## BEGIN
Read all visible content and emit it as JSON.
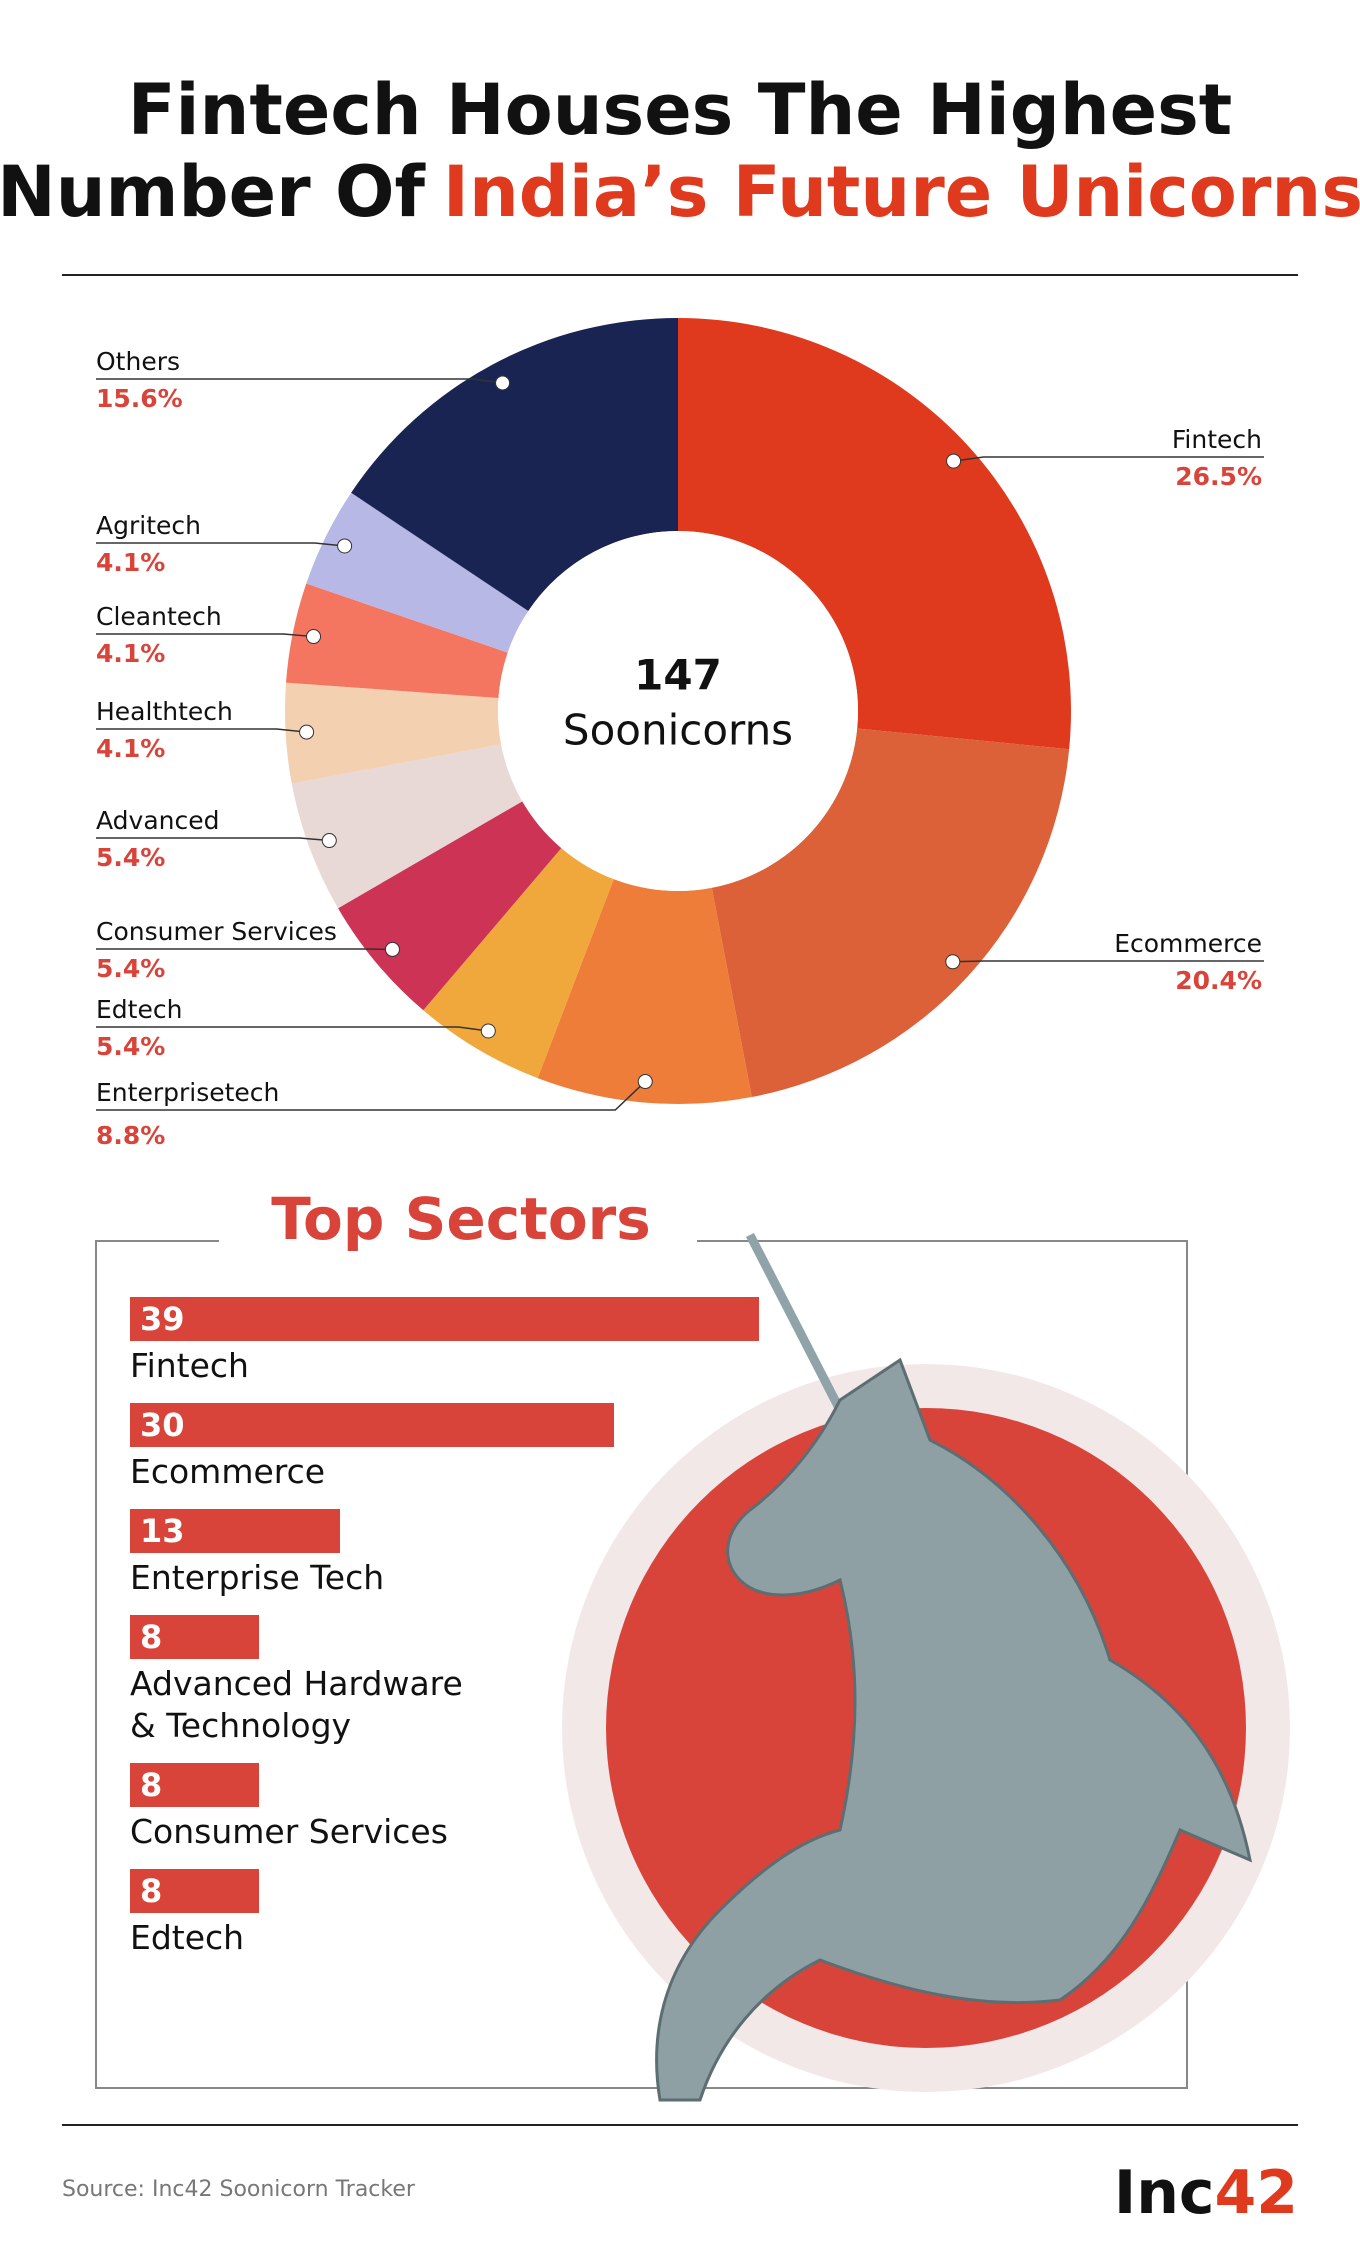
{
  "title_line_1": "Fintech Houses The Highest",
  "title_line_2_part_1": "Number Of",
  "title_line_2_highlight": "India’s Future Unicorns",
  "source": "Source: Inc42 Soonicorn Tracker",
  "logo": {
    "text": "Inc",
    "number": "42"
  },
  "chart_data": [
    {
      "type": "pie",
      "center_number": "147",
      "center_label": "Soonicorns",
      "categories": [
        "Fintech",
        "Ecommerce",
        "Enterprisetech",
        "Edtech",
        "Consumer Services",
        "Advanced",
        "Healthtech",
        "Cleantech",
        "Agritech",
        "Others"
      ],
      "values": [
        26.5,
        20.4,
        8.8,
        5.4,
        5.4,
        5.4,
        4.1,
        4.1,
        4.1,
        15.6
      ],
      "value_labels": [
        "26.5%",
        "20.4%",
        "8.8%",
        "5.4%",
        "5.4%",
        "5.4%",
        "4.1%",
        "4.1%",
        "4.1%",
        "15.6%"
      ],
      "colors": [
        "#e03a1e",
        "#dc6038",
        "#ee7d3a",
        "#f0a83c",
        "#cc3355",
        "#e8d8d6",
        "#f2d0b0",
        "#f47560",
        "#b8b8e6",
        "#1a2452"
      ]
    },
    {
      "type": "bar",
      "orientation": "horizontal",
      "title": "Top Sectors",
      "color": "#d9443a",
      "categories": [
        "Fintech",
        "Ecommerce",
        "Enterprise Tech",
        "Advanced Hardware & Technology",
        "Consumer Services",
        "Edtech"
      ],
      "values": [
        39,
        30,
        13,
        8,
        8,
        8
      ]
    }
  ]
}
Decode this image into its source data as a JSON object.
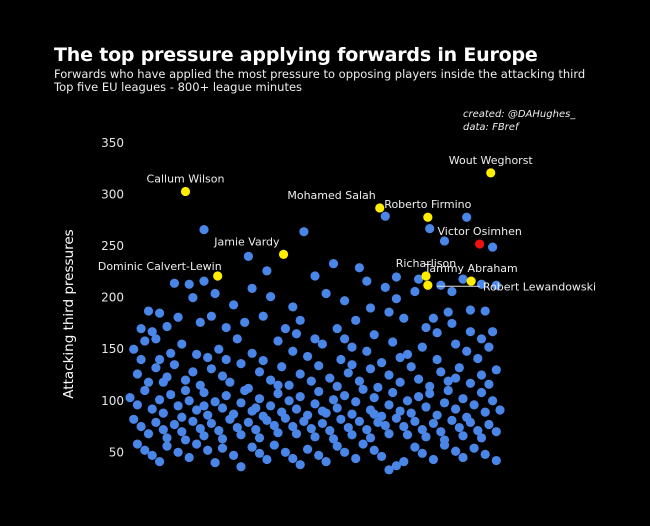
## END
Return the whole listing, word for word, and leave out every picture.

Read all visible content and emit it as JSON.
{
  "title_line_1": "Fintech Houses The Highest",
  "title_line_2_part_1": "Number Of",
  "title_line_2_highlight": "India’s Future Unicorns",
  "source": "Source: Inc42 Soonicorn Tracker",
  "logo": {
    "text": "Inc",
    "number": "42"
  },
  "chart_data": [
    {
      "type": "pie",
      "center_number": "147",
      "center_label": "Soonicorns",
      "categories": [
        "Fintech",
        "Ecommerce",
        "Enterprisetech",
        "Edtech",
        "Consumer Services",
        "Advanced",
        "Healthtech",
        "Cleantech",
        "Agritech",
        "Others"
      ],
      "values": [
        26.5,
        20.4,
        8.8,
        5.4,
        5.4,
        5.4,
        4.1,
        4.1,
        4.1,
        15.6
      ],
      "value_labels": [
        "26.5%",
        "20.4%",
        "8.8%",
        "5.4%",
        "5.4%",
        "5.4%",
        "4.1%",
        "4.1%",
        "4.1%",
        "15.6%"
      ],
      "colors": [
        "#e03a1e",
        "#dc6038",
        "#ee7d3a",
        "#f0a83c",
        "#cc3355",
        "#e8d8d6",
        "#f2d0b0",
        "#f47560",
        "#b8b8e6",
        "#1a2452"
      ]
    },
    {
      "type": "bar",
      "orientation": "horizontal",
      "title": "Top Sectors",
      "color": "#d9443a",
      "categories": [
        "Fintech",
        "Ecommerce",
        "Enterprise Tech",
        "Advanced Hardware & Technology",
        "Consumer Services",
        "Edtech"
      ],
      "values": [
        39,
        30,
        13,
        8,
        8,
        8
      ]
    }
  ]
}
Decode this image into its source data as a JSON object.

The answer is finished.